Task description:
Format every line of the listing below as a numbered list, dropping any blank lines. Omit the pictures from your answer.

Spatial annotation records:
○ ○ ○

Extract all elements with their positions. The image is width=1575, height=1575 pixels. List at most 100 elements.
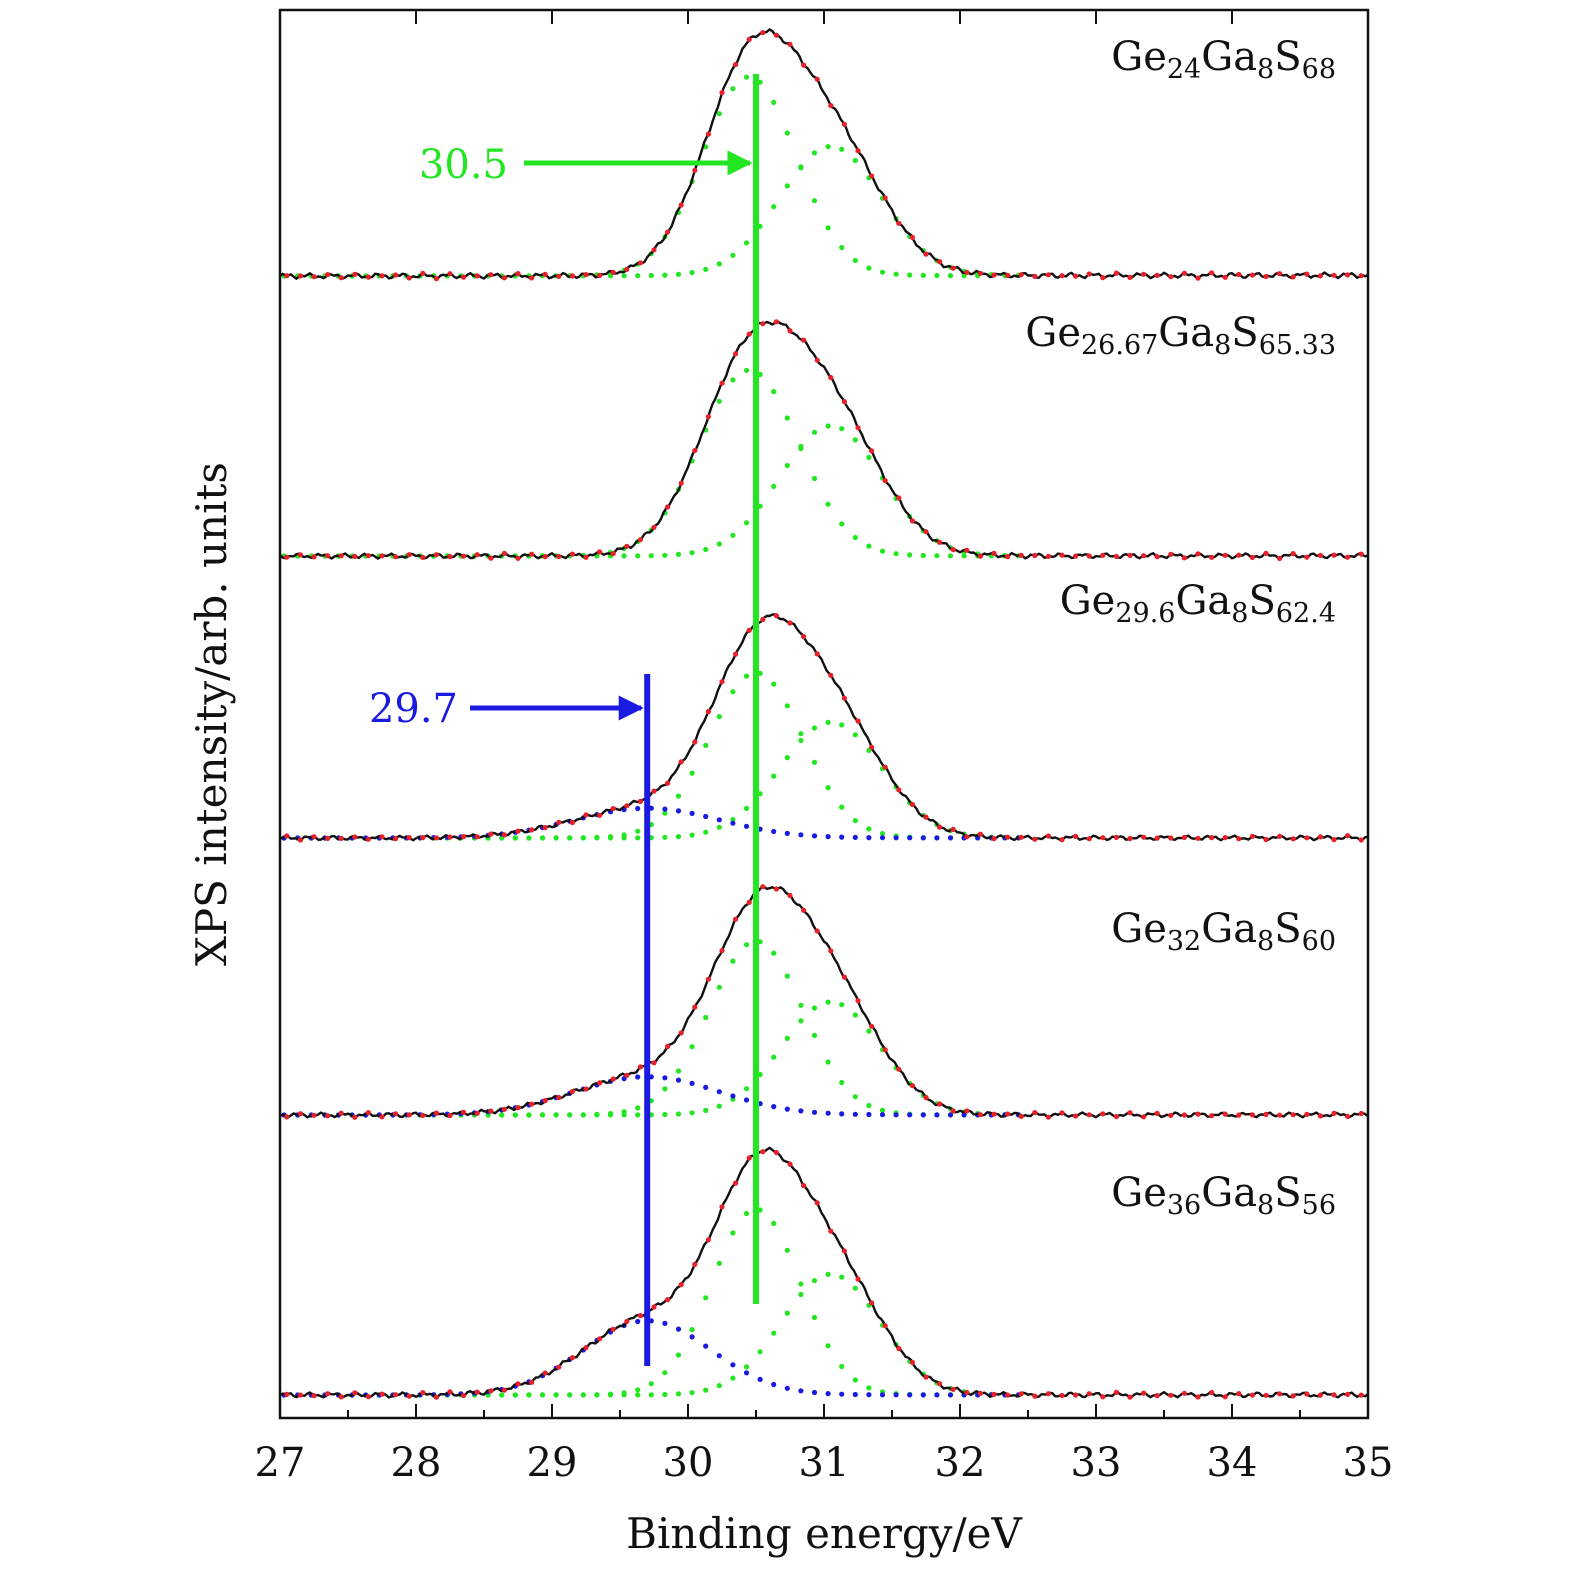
measured-point [556, 1094, 562, 1101]
measured-point [1290, 836, 1296, 842]
measured-point [338, 553, 344, 559]
measured-point [909, 801, 916, 808]
measured-point [760, 616, 766, 623]
component-point [920, 272, 926, 278]
measured-point [515, 271, 521, 277]
component-point [716, 984, 722, 990]
measured-point [1290, 274, 1296, 280]
measured-point [311, 554, 317, 560]
component-point [743, 805, 750, 812]
measured-point [1304, 554, 1310, 560]
component-point [893, 271, 899, 277]
component-point [743, 1364, 750, 1370]
measured-point [1263, 836, 1269, 843]
measured-point [501, 1387, 507, 1393]
measured-point [1141, 834, 1147, 840]
component-point [866, 1392, 872, 1398]
component-point [907, 1392, 913, 1398]
measured-point [379, 273, 385, 279]
measured-point [869, 1023, 875, 1029]
component-point [947, 1392, 954, 1398]
measured-point [1181, 555, 1187, 561]
measured-point [991, 1111, 997, 1117]
component-point [662, 1075, 668, 1081]
component-point [798, 164, 804, 170]
measured-point [1195, 275, 1201, 281]
component-point [621, 553, 627, 559]
measured-point [1032, 1110, 1038, 1116]
measured-point [637, 260, 644, 266]
measured-point [556, 819, 562, 826]
measured-point [814, 357, 820, 363]
measured-point [474, 273, 480, 279]
component-point [934, 835, 940, 841]
measured-point [515, 828, 521, 834]
measured-point [773, 319, 780, 325]
measured-point [461, 1109, 467, 1115]
measured-point [624, 1072, 630, 1078]
measured-point [1141, 553, 1147, 559]
measured-point [1304, 1111, 1310, 1117]
component-point [635, 1105, 641, 1111]
measured-point [705, 414, 712, 420]
component-point [635, 1392, 641, 1398]
measured-point [1100, 835, 1106, 841]
component-point [784, 183, 790, 189]
component-point [675, 793, 682, 799]
component-point [703, 1387, 709, 1393]
component-point [635, 1074, 641, 1080]
measured-point [855, 148, 861, 154]
component-point [784, 462, 790, 469]
measured-point [1358, 1392, 1364, 1398]
measured-point [678, 480, 684, 486]
component-point [825, 999, 831, 1005]
component-point [798, 1002, 804, 1008]
component-point [879, 1392, 886, 1398]
measured-point [1018, 272, 1024, 278]
component-point [743, 1086, 750, 1092]
sample-trace: Ge36Ga8S56 [279, 1146, 1369, 1400]
measured-point [1127, 1394, 1133, 1400]
measured-point [828, 948, 834, 954]
measured-point [828, 1228, 834, 1234]
measured-point [1113, 834, 1119, 841]
measured-point [923, 1374, 929, 1380]
component-point [703, 813, 709, 820]
measured-point [1168, 1392, 1174, 1398]
component-point [743, 240, 750, 246]
measured-point [665, 1043, 671, 1050]
component-point [934, 1392, 940, 1398]
measured-point [1304, 271, 1310, 277]
component-point [879, 1112, 886, 1118]
component-point [934, 553, 940, 559]
component-point [825, 1059, 831, 1065]
measured-point [1222, 1394, 1228, 1400]
measured-point [433, 1394, 439, 1400]
measured-point [1236, 1112, 1242, 1118]
measured-point [297, 1111, 303, 1117]
measured-point [637, 798, 644, 805]
fit-component-1 [281, 74, 1022, 279]
measured-point [1331, 272, 1337, 278]
measured-point [1222, 552, 1228, 558]
measured-point [1059, 1110, 1065, 1116]
measured-point [488, 1108, 494, 1114]
component-point [811, 1109, 818, 1115]
component-point [839, 1391, 845, 1397]
component-point [716, 1353, 722, 1359]
measured-point [610, 1076, 616, 1082]
measured-point [977, 553, 984, 559]
component-point [635, 835, 641, 841]
measured-point [692, 447, 698, 454]
measured-point [991, 272, 997, 278]
x-tick-label: 30 [663, 1440, 714, 1486]
component-point [866, 1111, 872, 1118]
measured-point [1222, 274, 1228, 280]
component-point [743, 367, 750, 373]
measured-point [991, 550, 997, 556]
component-point [934, 272, 940, 279]
component-point [798, 1281, 804, 1287]
component-point [716, 1089, 722, 1095]
component-point [920, 1392, 926, 1398]
measured-point [1181, 1112, 1187, 1118]
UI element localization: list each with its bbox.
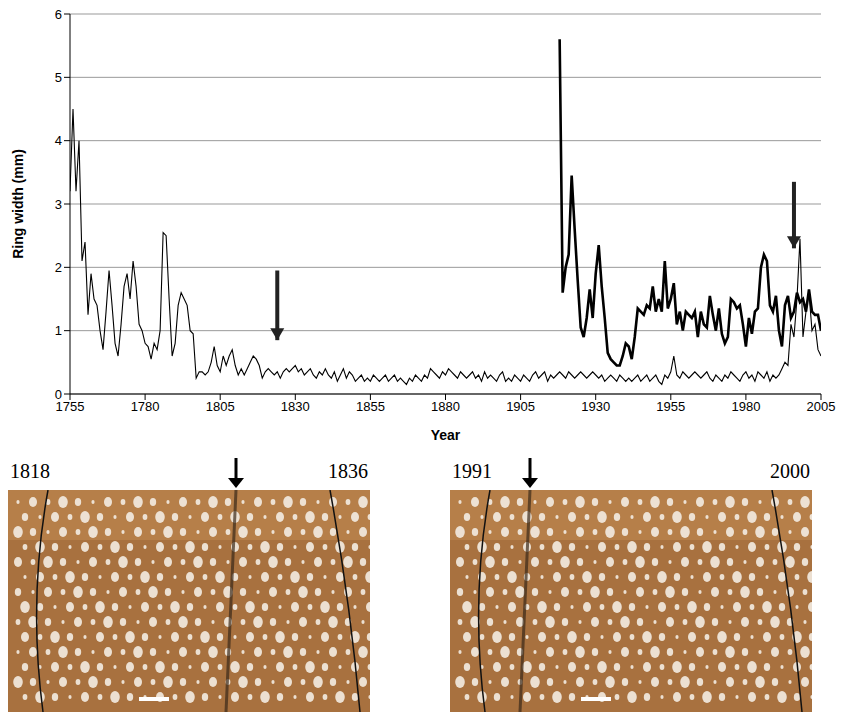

○ ○ ○

Output of the exercise:
1. Extract all elements with their positions. The image is width=1575, height=1575 pixels. List at most 100 elements.
2. measured-point [556, 1094, 562, 1101]
3. measured-point [1290, 836, 1296, 842]
4. measured-point [338, 553, 344, 559]
5. measured-point [909, 801, 916, 808]
6. measured-point [760, 616, 766, 623]
7. component-point [920, 272, 926, 278]
8. measured-point [515, 271, 521, 277]
9. component-point [716, 984, 722, 990]
10. measured-point [1290, 274, 1296, 280]
11. measured-point [311, 554, 317, 560]
12. component-point [743, 805, 750, 812]
13. measured-point [1304, 554, 1310, 560]
14. component-point [893, 271, 899, 277]
15. component-point [743, 1364, 750, 1370]
16. measured-point [1263, 836, 1269, 843]
17. measured-point [501, 1387, 507, 1393]
18. measured-point [1141, 834, 1147, 840]
19. component-point [866, 1392, 872, 1398]
20. component-point [907, 1392, 913, 1398]
21. measured-point [379, 273, 385, 279]
22. measured-point [869, 1023, 875, 1029]
23. component-point [947, 1392, 954, 1398]
24. measured-point [1181, 555, 1187, 561]
25. measured-point [991, 1111, 997, 1117]
26. component-point [662, 1075, 668, 1081]
27. component-point [798, 164, 804, 170]
28. measured-point [1195, 275, 1201, 281]
29. component-point [621, 553, 627, 559]
30. measured-point [1032, 1110, 1038, 1116]
31. measured-point [637, 260, 644, 266]
32. measured-point [556, 819, 562, 826]
33. measured-point [814, 357, 820, 363]
34. measured-point [474, 273, 480, 279]
35. component-point [934, 835, 940, 841]
36. measured-point [515, 828, 521, 834]
37. measured-point [773, 319, 780, 325]
38. measured-point [461, 1109, 467, 1115]
39. measured-point [624, 1072, 630, 1078]
40. measured-point [1141, 553, 1147, 559]
41. measured-point [1304, 1111, 1310, 1117]
42. component-point [635, 1105, 641, 1111]
43. measured-point [705, 414, 712, 420]
44. component-point [635, 1392, 641, 1398]
45. measured-point [1100, 835, 1106, 841]
46. component-point [784, 183, 790, 189]
47. component-point [675, 793, 682, 799]
48. component-point [703, 1387, 709, 1393]
49. component-point [635, 1074, 641, 1080]
50. measured-point [855, 148, 861, 154]
51. component-point [784, 462, 790, 469]
52. measured-point [1358, 1392, 1364, 1398]
53. measured-point [678, 480, 684, 486]
54. component-point [825, 999, 831, 1005]
55. component-point [798, 1002, 804, 1008]
56. component-point [879, 1392, 886, 1398]
57. measured-point [1018, 272, 1024, 278]
58. component-point [743, 1086, 750, 1092]
59. sample-trace: Ge36Ga8S56 [279, 1146, 1369, 1400]
60. measured-point [1127, 1394, 1133, 1400]
61. measured-point [828, 948, 834, 954]
62. measured-point [828, 1228, 834, 1234]
63. measured-point [1113, 834, 1119, 841]
64. measured-point [923, 1374, 929, 1380]
65. component-point [703, 813, 709, 820]
66. measured-point [1168, 1392, 1174, 1398]
67. component-point [743, 240, 750, 246]
68. measured-point [665, 1043, 671, 1050]
69. component-point [934, 1392, 940, 1398]
70. measured-point [1304, 271, 1310, 277]
71. component-point [879, 1112, 886, 1118]
72. component-point [934, 553, 940, 559]
73. component-point [825, 1059, 831, 1065]
74. measured-point [1222, 1394, 1228, 1400]
75. measured-point [433, 1394, 439, 1400]
76. measured-point [1236, 1112, 1242, 1118]
77. measured-point [297, 1111, 303, 1117]
78. measured-point [637, 798, 644, 805]
79. fit-component-1 [281, 74, 1022, 279]
80. measured-point [1331, 272, 1337, 278]
81. measured-point [1222, 552, 1228, 558]
82. measured-point [1059, 1110, 1065, 1116]
83. measured-point [488, 1108, 494, 1114]
84. component-point [811, 1109, 818, 1115]
85. component-point [839, 1391, 845, 1397]
86. component-point [716, 1353, 722, 1359]
87. measured-point [610, 1076, 616, 1082]
88. measured-point [977, 553, 984, 559]
89. component-point [635, 835, 641, 841]
90. measured-point [692, 447, 698, 454]
91. measured-point [991, 272, 997, 278]
92. x-tick-label: 30 [663, 1440, 714, 1486]
93. component-point [866, 1111, 872, 1118]
94. measured-point [1222, 274, 1228, 280]
95. component-point [743, 367, 750, 373]
96. measured-point [991, 550, 997, 556]
97. component-point [934, 272, 940, 279]
98. component-point [798, 1281, 804, 1287]
99. component-point [716, 1089, 722, 1095]
100. component-point [920, 1392, 926, 1398]
101. measured-point [1181, 1112, 1187, 1118]
102. UI element localization: list each with its bbox.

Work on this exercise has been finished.